Goal of the exercise
Reproduce every entry in the listing without alteration.

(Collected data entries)
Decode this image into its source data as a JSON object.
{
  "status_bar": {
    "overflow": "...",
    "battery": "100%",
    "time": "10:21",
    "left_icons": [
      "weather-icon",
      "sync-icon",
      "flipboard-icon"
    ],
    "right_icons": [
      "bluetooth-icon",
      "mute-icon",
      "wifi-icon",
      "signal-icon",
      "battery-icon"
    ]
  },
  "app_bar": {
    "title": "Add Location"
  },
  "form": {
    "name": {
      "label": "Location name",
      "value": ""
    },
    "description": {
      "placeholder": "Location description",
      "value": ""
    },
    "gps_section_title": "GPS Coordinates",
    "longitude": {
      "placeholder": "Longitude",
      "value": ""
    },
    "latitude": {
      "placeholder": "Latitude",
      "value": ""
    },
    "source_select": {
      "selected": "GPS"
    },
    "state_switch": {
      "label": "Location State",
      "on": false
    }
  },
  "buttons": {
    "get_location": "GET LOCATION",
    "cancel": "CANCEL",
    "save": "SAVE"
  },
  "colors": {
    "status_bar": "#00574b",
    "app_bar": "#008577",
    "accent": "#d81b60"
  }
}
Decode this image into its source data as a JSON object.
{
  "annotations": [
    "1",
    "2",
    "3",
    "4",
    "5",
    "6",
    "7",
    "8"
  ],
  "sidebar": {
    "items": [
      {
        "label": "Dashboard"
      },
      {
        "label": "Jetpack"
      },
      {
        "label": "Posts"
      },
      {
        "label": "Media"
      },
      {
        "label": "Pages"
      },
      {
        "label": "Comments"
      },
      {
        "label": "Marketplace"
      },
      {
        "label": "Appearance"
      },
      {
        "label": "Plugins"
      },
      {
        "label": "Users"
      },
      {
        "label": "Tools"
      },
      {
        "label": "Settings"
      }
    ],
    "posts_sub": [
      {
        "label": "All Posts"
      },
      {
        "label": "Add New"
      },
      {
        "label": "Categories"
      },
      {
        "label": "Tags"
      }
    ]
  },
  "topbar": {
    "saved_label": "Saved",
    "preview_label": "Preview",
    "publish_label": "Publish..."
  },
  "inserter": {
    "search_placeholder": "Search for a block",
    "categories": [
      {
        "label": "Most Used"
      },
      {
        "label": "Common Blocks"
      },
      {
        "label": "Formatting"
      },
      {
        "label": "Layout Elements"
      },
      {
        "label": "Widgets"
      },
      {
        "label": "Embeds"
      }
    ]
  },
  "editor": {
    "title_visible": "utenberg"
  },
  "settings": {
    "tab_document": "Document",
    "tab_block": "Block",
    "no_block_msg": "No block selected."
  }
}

Result below
Decode this image into its source data as a JSON object.
{
  "status_bar": {
    "overflow": "...",
    "battery": "100%",
    "time": "10:21",
    "left_icons": [
      "weather-icon",
      "sync-icon",
      "flipboard-icon"
    ],
    "right_icons": [
      "bluetooth-icon",
      "mute-icon",
      "wifi-icon",
      "signal-icon",
      "battery-icon"
    ]
  },
  "app_bar": {
    "title": "Add Location"
  },
  "form": {
    "name": {
      "label": "Location name",
      "value": ""
    },
    "description": {
      "placeholder": "Location description",
      "value": ""
    },
    "gps_section_title": "GPS Coordinates",
    "longitude": {
      "placeholder": "Longitude",
      "value": ""
    },
    "latitude": {
      "placeholder": "Latitude",
      "value": ""
    },
    "source_select": {
      "selected": "GPS"
    },
    "state_switch": {
      "label": "Location State",
      "on": false
    }
  },
  "buttons": {
    "get_location": "GET LOCATION",
    "cancel": "CANCEL",
    "save": "SAVE"
  },
  "colors": {
    "status_bar": "#00574b",
    "app_bar": "#008577",
    "accent": "#d81b60"
  }
}
Decode this image into its source data as a JSON object.
{
  "annotations": [
    "1",
    "2",
    "3",
    "4",
    "5",
    "6",
    "7",
    "8"
  ],
  "sidebar": {
    "items": [
      {
        "label": "Dashboard"
      },
      {
        "label": "Jetpack"
      },
      {
        "label": "Posts"
      },
      {
        "label": "Media"
      },
      {
        "label": "Pages"
      },
      {
        "label": "Comments"
      },
      {
        "label": "Marketplace"
      },
      {
        "label": "Appearance"
      },
      {
        "label": "Plugins"
      },
      {
        "label": "Users"
      },
      {
        "label": "Tools"
      },
      {
        "label": "Settings"
      }
    ],
    "posts_sub": [
      {
        "label": "All Posts"
      },
      {
        "label": "Add New"
      },
      {
        "label": "Categories"
      },
      {
        "label": "Tags"
      }
    ]
  },
  "topbar": {
    "saved_label": "Saved",
    "preview_label": "Preview",
    "publish_label": "Publish..."
  },
  "inserter": {
    "search_placeholder": "Search for a block",
    "categories": [
      {
        "label": "Most Used"
      },
      {
        "label": "Common Blocks"
      },
      {
        "label": "Formatting"
      },
      {
        "label": "Layout Elements"
      },
      {
        "label": "Widgets"
      },
      {
        "label": "Embeds"
      }
    ]
  },
  "editor": {
    "title_visible": "utenberg"
  },
  "settings": {
    "tab_document": "Document",
    "tab_block": "Block",
    "no_block_msg": "No block selected."
  }
}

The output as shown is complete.